Show every line that has the string "作为销售人员" in it.

----

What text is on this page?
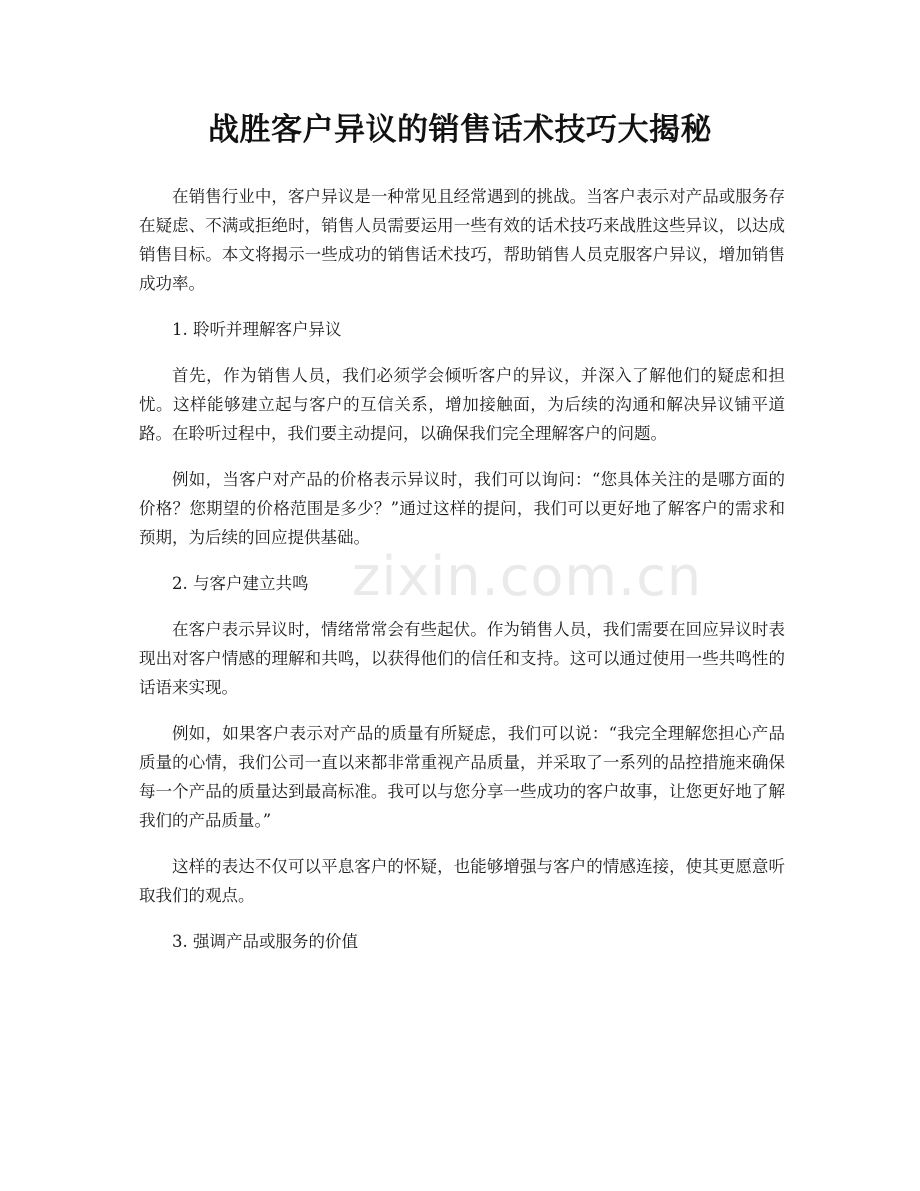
战胜客户异议的销售话术技巧大揭秘

在销售行业中，客户异议是一种常见且经常遇到的挑战。当客户表示对产品或服务存在疑虑、不满或拒绝时，销售人员需要运用一些有效的话术技巧来战胜这些异议，以达成销售目标。本文将揭示一些成功的销售话术技巧，帮助销售人员克服客户异议，增加销售成功率。

1. 聆听并理解客户异议

首先，作为销售人员，我们必须学会倾听客户的异议，并深入了解他们的疑虑和担忧。这样能够建立起与客户的互信关系，增加接触面，为后续的沟通和解决异议铺平道路。在聆听过程中，我们要主动提问，以确保我们完全理解客户的问题。

例如，当客户对产品的价格表示异议时，我们可以询问：“您具体关注的是哪方面的价格？您期望的价格范围是多少？”通过这样的提问，我们可以更好地了解客户的需求和预期，为后续的回应提供基础。

2. 与客户建立共鸣

在客户表示异议时，情绪常常会有些起伏。作为销售人员，我们需要在回应异议时表现出对客户情感的理解和共鸣，以获得他们的信任和支持。这可以通过使用一些共鸣性的话语来实现。

例如，如果客户表示对产品的质量有所疑虑，我们可以说：“我完全理解您担心产品质量的心情，我们公司一直以来都非常重视产品质量，并采取了一系列的品控措施来确保每一个产品的质量达到最高标准。我可以与您分享一些成功的客户故事，让您更好地了解我们的产品质量。”

这样的表达不仅可以平息客户的怀疑，也能够增强与客户的情感连接，使其更愿意听取我们的观点。

3. 强调产品或服务的价值

zixin.com.cn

----

* _FINISHED EXERCISE_:
首先，作为销售人员，我们必须学会倾听客户的异议，并深入了解他们的疑虑和担忧。这样能够建立起与客户的互信关系，增加接触面，为后续的沟通和解决异议铺平道路。在聆听过程中，我们要主动提问，以确保我们完全理解客户的问题。
在客户表示异议时，情绪常常会有些起伏。作为销售人员，我们需要在回应异议时表现出对客户情感的理解和共鸣，以获得他们的信任和支持。这可以通过使用一些共鸣性的话语来实现。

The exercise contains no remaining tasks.